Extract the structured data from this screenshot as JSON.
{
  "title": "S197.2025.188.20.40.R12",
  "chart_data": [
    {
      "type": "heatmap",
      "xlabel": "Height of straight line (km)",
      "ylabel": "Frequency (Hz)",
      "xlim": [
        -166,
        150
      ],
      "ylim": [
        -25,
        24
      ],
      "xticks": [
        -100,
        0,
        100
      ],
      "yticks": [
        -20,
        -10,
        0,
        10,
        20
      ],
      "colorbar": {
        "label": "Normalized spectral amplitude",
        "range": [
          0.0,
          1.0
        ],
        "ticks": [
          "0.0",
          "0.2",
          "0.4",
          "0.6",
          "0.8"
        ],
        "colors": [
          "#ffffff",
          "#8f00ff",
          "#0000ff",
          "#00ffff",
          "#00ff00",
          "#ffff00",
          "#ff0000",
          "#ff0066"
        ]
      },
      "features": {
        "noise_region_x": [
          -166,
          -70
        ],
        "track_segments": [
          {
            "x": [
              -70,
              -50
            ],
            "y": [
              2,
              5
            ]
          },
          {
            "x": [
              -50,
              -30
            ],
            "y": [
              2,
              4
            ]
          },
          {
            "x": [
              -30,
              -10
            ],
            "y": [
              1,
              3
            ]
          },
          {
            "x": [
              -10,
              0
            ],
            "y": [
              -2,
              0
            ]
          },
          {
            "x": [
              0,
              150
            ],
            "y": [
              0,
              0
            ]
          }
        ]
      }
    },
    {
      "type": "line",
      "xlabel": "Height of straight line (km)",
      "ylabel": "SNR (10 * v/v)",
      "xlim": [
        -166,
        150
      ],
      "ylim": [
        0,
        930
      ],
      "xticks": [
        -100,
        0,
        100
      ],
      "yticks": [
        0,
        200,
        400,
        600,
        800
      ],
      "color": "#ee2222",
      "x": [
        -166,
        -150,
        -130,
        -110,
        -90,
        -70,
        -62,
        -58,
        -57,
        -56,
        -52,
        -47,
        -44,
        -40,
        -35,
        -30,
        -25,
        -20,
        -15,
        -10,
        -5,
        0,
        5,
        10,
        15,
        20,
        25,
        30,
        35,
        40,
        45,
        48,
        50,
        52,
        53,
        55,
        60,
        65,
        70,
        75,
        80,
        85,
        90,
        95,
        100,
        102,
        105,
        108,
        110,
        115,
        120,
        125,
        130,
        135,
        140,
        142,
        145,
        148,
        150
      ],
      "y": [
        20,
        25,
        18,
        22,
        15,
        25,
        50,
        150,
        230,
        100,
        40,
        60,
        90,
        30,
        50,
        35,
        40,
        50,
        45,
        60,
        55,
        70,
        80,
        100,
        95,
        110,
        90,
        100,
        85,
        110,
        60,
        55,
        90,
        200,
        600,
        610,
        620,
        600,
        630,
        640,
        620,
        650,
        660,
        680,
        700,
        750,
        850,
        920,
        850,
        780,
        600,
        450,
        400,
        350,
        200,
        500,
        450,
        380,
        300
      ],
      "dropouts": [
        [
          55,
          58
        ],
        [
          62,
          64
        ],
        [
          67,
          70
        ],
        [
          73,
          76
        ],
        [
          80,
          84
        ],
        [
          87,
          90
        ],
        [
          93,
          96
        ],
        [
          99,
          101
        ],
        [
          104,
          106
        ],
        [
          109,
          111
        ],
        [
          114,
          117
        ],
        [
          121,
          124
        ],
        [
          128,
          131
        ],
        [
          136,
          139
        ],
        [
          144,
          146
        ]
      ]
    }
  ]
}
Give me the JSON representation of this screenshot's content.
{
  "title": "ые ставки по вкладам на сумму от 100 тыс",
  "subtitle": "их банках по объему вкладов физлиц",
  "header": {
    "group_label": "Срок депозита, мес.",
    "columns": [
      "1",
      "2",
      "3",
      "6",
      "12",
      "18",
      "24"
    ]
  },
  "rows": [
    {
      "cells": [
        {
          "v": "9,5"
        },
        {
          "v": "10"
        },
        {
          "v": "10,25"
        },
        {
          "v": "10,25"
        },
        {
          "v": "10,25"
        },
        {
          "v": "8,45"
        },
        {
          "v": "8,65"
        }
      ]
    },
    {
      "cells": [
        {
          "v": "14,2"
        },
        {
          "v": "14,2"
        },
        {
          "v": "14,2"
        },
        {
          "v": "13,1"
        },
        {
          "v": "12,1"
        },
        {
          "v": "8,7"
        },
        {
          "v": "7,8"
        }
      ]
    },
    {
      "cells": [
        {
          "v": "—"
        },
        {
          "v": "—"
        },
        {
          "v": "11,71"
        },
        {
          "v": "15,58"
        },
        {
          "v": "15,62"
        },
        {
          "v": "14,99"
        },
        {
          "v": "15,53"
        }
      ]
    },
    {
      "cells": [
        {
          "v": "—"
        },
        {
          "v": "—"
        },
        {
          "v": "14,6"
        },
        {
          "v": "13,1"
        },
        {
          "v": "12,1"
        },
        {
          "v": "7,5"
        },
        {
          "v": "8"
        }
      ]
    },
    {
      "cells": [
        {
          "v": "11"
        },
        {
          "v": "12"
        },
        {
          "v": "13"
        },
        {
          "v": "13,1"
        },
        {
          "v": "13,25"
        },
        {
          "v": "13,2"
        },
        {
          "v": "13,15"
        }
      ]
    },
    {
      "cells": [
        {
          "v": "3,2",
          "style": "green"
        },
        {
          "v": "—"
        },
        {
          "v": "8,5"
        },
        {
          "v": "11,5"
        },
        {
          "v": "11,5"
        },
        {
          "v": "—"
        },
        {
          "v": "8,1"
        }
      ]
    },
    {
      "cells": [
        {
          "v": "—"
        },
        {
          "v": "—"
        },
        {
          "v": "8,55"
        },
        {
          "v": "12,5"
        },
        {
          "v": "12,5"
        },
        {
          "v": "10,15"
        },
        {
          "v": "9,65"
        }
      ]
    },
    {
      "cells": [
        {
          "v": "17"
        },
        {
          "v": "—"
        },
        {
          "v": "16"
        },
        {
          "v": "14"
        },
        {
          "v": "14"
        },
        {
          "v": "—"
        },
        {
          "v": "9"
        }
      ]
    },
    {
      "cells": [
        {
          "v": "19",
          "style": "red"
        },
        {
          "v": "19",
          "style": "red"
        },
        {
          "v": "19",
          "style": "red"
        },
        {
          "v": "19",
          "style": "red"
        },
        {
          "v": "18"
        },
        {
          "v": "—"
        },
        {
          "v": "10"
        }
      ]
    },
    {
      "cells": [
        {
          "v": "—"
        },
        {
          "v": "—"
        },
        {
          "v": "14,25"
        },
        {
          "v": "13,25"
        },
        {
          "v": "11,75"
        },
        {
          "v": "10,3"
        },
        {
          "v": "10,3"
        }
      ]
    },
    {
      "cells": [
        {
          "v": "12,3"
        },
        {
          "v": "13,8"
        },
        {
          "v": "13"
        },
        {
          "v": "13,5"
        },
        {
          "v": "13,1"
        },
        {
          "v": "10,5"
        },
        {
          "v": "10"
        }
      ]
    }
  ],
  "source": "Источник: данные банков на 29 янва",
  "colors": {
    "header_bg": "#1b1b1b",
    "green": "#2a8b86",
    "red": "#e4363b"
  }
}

= Problem to solve =
Reproduce the listing shown above in its entirety, exactly.

= The solution =
Extract the structured data from this screenshot as JSON.
{
  "title": "S197.2025.188.20.40.R12",
  "chart_data": [
    {
      "type": "heatmap",
      "xlabel": "Height of straight line (km)",
      "ylabel": "Frequency (Hz)",
      "xlim": [
        -166,
        150
      ],
      "ylim": [
        -25,
        24
      ],
      "xticks": [
        -100,
        0,
        100
      ],
      "yticks": [
        -20,
        -10,
        0,
        10,
        20
      ],
      "colorbar": {
        "label": "Normalized spectral amplitude",
        "range": [
          0.0,
          1.0
        ],
        "ticks": [
          "0.0",
          "0.2",
          "0.4",
          "0.6",
          "0.8"
        ],
        "colors": [
          "#ffffff",
          "#8f00ff",
          "#0000ff",
          "#00ffff",
          "#00ff00",
          "#ffff00",
          "#ff0000",
          "#ff0066"
        ]
      },
      "features": {
        "noise_region_x": [
          -166,
          -70
        ],
        "track_segments": [
          {
            "x": [
              -70,
              -50
            ],
            "y": [
              2,
              5
            ]
          },
          {
            "x": [
              -50,
              -30
            ],
            "y": [
              2,
              4
            ]
          },
          {
            "x": [
              -30,
              -10
            ],
            "y": [
              1,
              3
            ]
          },
          {
            "x": [
              -10,
              0
            ],
            "y": [
              -2,
              0
            ]
          },
          {
            "x": [
              0,
              150
            ],
            "y": [
              0,
              0
            ]
          }
        ]
      }
    },
    {
      "type": "line",
      "xlabel": "Height of straight line (km)",
      "ylabel": "SNR (10 * v/v)",
      "xlim": [
        -166,
        150
      ],
      "ylim": [
        0,
        930
      ],
      "xticks": [
        -100,
        0,
        100
      ],
      "yticks": [
        0,
        200,
        400,
        600,
        800
      ],
      "color": "#ee2222",
      "x": [
        -166,
        -150,
        -130,
        -110,
        -90,
        -70,
        -62,
        -58,
        -57,
        -56,
        -52,
        -47,
        -44,
        -40,
        -35,
        -30,
        -25,
        -20,
        -15,
        -10,
        -5,
        0,
        5,
        10,
        15,
        20,
        25,
        30,
        35,
        40,
        45,
        48,
        50,
        52,
        53,
        55,
        60,
        65,
        70,
        75,
        80,
        85,
        90,
        95,
        100,
        102,
        105,
        108,
        110,
        115,
        120,
        125,
        130,
        135,
        140,
        142,
        145,
        148,
        150
      ],
      "y": [
        20,
        25,
        18,
        22,
        15,
        25,
        50,
        150,
        230,
        100,
        40,
        60,
        90,
        30,
        50,
        35,
        40,
        50,
        45,
        60,
        55,
        70,
        80,
        100,
        95,
        110,
        90,
        100,
        85,
        110,
        60,
        55,
        90,
        200,
        600,
        610,
        620,
        600,
        630,
        640,
        620,
        650,
        660,
        680,
        700,
        750,
        850,
        920,
        850,
        780,
        600,
        450,
        400,
        350,
        200,
        500,
        450,
        380,
        300
      ],
      "dropouts": [
        [
          55,
          58
        ],
        [
          62,
          64
        ],
        [
          67,
          70
        ],
        [
          73,
          76
        ],
        [
          80,
          84
        ],
        [
          87,
          90
        ],
        [
          93,
          96
        ],
        [
          99,
          101
        ],
        [
          104,
          106
        ],
        [
          109,
          111
        ],
        [
          114,
          117
        ],
        [
          121,
          124
        ],
        [
          128,
          131
        ],
        [
          136,
          139
        ],
        [
          144,
          146
        ]
      ]
    }
  ]
}
Give me the JSON representation of this screenshot's content.
{
  "title": "ые ставки по вкладам на сумму от 100 тыс",
  "subtitle": "их банках по объему вкладов физлиц",
  "header": {
    "group_label": "Срок депозита, мес.",
    "columns": [
      "1",
      "2",
      "3",
      "6",
      "12",
      "18",
      "24"
    ]
  },
  "rows": [
    {
      "cells": [
        {
          "v": "9,5"
        },
        {
          "v": "10"
        },
        {
          "v": "10,25"
        },
        {
          "v": "10,25"
        },
        {
          "v": "10,25"
        },
        {
          "v": "8,45"
        },
        {
          "v": "8,65"
        }
      ]
    },
    {
      "cells": [
        {
          "v": "14,2"
        },
        {
          "v": "14,2"
        },
        {
          "v": "14,2"
        },
        {
          "v": "13,1"
        },
        {
          "v": "12,1"
        },
        {
          "v": "8,7"
        },
        {
          "v": "7,8"
        }
      ]
    },
    {
      "cells": [
        {
          "v": "—"
        },
        {
          "v": "—"
        },
        {
          "v": "11,71"
        },
        {
          "v": "15,58"
        },
        {
          "v": "15,62"
        },
        {
          "v": "14,99"
        },
        {
          "v": "15,53"
        }
      ]
    },
    {
      "cells": [
        {
          "v": "—"
        },
        {
          "v": "—"
        },
        {
          "v": "14,6"
        },
        {
          "v": "13,1"
        },
        {
          "v": "12,1"
        },
        {
          "v": "7,5"
        },
        {
          "v": "8"
        }
      ]
    },
    {
      "cells": [
        {
          "v": "11"
        },
        {
          "v": "12"
        },
        {
          "v": "13"
        },
        {
          "v": "13,1"
        },
        {
          "v": "13,25"
        },
        {
          "v": "13,2"
        },
        {
          "v": "13,15"
        }
      ]
    },
    {
      "cells": [
        {
          "v": "3,2",
          "style": "green"
        },
        {
          "v": "—"
        },
        {
          "v": "8,5"
        },
        {
          "v": "11,5"
        },
        {
          "v": "11,5"
        },
        {
          "v": "—"
        },
        {
          "v": "8,1"
        }
      ]
    },
    {
      "cells": [
        {
          "v": "—"
        },
        {
          "v": "—"
        },
        {
          "v": "8,55"
        },
        {
          "v": "12,5"
        },
        {
          "v": "12,5"
        },
        {
          "v": "10,15"
        },
        {
          "v": "9,65"
        }
      ]
    },
    {
      "cells": [
        {
          "v": "17"
        },
        {
          "v": "—"
        },
        {
          "v": "16"
        },
        {
          "v": "14"
        },
        {
          "v": "14"
        },
        {
          "v": "—"
        },
        {
          "v": "9"
        }
      ]
    },
    {
      "cells": [
        {
          "v": "19",
          "style": "red"
        },
        {
          "v": "19",
          "style": "red"
        },
        {
          "v": "19",
          "style": "red"
        },
        {
          "v": "19",
          "style": "red"
        },
        {
          "v": "18"
        },
        {
          "v": "—"
        },
        {
          "v": "10"
        }
      ]
    },
    {
      "cells": [
        {
          "v": "—"
        },
        {
          "v": "—"
        },
        {
          "v": "14,25"
        },
        {
          "v": "13,25"
        },
        {
          "v": "11,75"
        },
        {
          "v": "10,3"
        },
        {
          "v": "10,3"
        }
      ]
    },
    {
      "cells": [
        {
          "v": "12,3"
        },
        {
          "v": "13,8"
        },
        {
          "v": "13"
        },
        {
          "v": "13,5"
        },
        {
          "v": "13,1"
        },
        {
          "v": "10,5"
        },
        {
          "v": "10"
        }
      ]
    }
  ],
  "source": "Источник: данные банков на 29 янва",
  "colors": {
    "header_bg": "#1b1b1b",
    "green": "#2a8b86",
    "red": "#e4363b"
  }
}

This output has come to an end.